▶ [Reading text]:
______________________________

Why we love Sam Salter: Lessons on personal branding


From the outside looking in, it seems Sam is a regular guy with an irregular sense of humour. He is a man living his life.

But this isn’t a story of a comedian or a wanna-be Zambian celebrity, it’s a look at, Sam. He doesn’t try to sell chickens, weaves or tickets to the synagogue. He just shares thoughts, ideas. To be clear, these are cringe worthy thoughts and ideas. He does this consistently without a shred of remorse. It’s a no fear no favour type of thing. He has a considerable social media following and I think this is for more reasons than what meets the eye.  Sometimes he is brash, other times downright nasty, but we love it.

We love it because well, he is Sam. We might have an idea of where he is employed, his favourite chill spots as well as his favourite type of shoes (Roshers maybe?) but honestly we don’t really know him.

However, that’s okay.


Because of how he makes us feel.

When you see a Sam Salter post in your feed you expect to either laugh, get shocked or both. In fact if I haven’t seen a post from him, I notice. This brings me to the first lesson I learnt from Sam;

1. When your audience hasn’t heard from you, will they miss you?

______________________________

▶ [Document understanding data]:
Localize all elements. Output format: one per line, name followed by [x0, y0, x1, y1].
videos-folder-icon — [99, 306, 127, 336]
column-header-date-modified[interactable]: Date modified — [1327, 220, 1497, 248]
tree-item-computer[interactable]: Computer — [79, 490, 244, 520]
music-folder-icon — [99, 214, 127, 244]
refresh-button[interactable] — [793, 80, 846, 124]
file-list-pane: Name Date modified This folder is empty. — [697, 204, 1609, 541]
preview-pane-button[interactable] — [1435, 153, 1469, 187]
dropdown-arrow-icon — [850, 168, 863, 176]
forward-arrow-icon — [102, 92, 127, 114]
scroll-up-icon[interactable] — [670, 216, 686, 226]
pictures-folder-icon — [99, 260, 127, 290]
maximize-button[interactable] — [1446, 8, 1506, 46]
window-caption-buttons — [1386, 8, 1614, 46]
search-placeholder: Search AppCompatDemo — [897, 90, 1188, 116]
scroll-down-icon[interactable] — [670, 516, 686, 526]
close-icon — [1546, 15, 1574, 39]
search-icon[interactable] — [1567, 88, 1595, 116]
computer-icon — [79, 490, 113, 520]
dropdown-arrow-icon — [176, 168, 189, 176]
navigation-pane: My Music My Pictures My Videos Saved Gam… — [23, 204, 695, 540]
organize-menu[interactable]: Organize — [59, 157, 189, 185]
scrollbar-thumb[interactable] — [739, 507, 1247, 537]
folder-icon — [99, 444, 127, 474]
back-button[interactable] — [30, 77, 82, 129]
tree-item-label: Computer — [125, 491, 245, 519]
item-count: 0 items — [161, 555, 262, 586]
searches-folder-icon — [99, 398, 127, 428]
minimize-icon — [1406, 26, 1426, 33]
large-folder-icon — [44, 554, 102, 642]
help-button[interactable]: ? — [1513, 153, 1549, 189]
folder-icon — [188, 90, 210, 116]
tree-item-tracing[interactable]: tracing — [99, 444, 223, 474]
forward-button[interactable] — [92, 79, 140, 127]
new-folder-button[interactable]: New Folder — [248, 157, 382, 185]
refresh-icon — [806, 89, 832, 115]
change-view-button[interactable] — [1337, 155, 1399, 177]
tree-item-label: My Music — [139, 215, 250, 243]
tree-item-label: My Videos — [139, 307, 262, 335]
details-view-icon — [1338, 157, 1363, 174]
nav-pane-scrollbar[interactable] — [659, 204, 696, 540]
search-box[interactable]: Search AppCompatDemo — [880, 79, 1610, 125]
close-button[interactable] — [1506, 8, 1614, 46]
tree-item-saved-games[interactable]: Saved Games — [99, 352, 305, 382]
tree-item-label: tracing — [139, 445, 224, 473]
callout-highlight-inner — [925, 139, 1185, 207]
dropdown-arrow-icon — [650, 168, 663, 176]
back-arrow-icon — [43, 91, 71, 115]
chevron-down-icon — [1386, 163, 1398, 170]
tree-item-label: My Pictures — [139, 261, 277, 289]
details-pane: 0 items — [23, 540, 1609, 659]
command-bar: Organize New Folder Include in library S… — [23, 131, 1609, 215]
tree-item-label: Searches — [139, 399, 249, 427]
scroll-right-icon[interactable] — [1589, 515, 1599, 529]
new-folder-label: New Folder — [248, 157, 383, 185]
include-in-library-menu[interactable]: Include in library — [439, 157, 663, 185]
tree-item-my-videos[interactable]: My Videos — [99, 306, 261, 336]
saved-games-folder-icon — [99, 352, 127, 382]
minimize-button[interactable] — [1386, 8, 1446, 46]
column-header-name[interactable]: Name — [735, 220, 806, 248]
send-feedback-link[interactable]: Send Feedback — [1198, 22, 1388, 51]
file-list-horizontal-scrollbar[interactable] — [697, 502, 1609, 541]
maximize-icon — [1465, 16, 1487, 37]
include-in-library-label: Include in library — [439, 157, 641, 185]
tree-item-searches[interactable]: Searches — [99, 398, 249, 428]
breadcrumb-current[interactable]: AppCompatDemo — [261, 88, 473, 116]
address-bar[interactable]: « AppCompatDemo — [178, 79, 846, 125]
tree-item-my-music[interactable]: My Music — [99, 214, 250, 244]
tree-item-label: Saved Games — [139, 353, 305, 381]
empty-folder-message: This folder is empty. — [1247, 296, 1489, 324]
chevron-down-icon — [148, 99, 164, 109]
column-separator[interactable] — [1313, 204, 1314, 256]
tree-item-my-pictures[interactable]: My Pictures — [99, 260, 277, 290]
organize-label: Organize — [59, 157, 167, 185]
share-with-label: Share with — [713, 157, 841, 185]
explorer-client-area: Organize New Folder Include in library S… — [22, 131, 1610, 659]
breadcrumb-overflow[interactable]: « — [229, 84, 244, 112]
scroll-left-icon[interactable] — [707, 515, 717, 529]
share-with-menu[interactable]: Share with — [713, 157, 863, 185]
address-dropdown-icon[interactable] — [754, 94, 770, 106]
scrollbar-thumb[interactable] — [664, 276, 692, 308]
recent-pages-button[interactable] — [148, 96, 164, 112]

______________________________

▶ [Questions on the material]:
• a. Answer from the Sam Salter piece:
(i) Which three things does Sam not try to sell?
(ii) What type of shoes is suggested as his favorite?
(iii) What does the writer say you expect to do when you see a Sam Salter post in your feed?
• b. Extract the part of the Sam Salter piece between "We love it because" and "they miss you?", inclusive.
This data has no connection to the Sam Salter piece.

▶ [Answers to the exercise]:
• a.
(i) Chickens, weaves, and tickets to the synagogue.
(ii) Roshers.
(iii) Laugh, get shocked, or both.

• b.
We love it because well, he is Sam. We might have an idea of where he is employed, his favourite chill spots as well as his favourite type of shoes (Roshers maybe?) but honestly we don’t really know him.

However, that’s okay.


Because of how he makes us feel.

When you see a Sam Salter post in your feed you expect to either laugh, get shocked or both. In fact if I haven’t seen a post from him, I notice. This brings me to the first lesson I learnt from Sam;

1. When your audience hasn’t heard from you, will they miss you?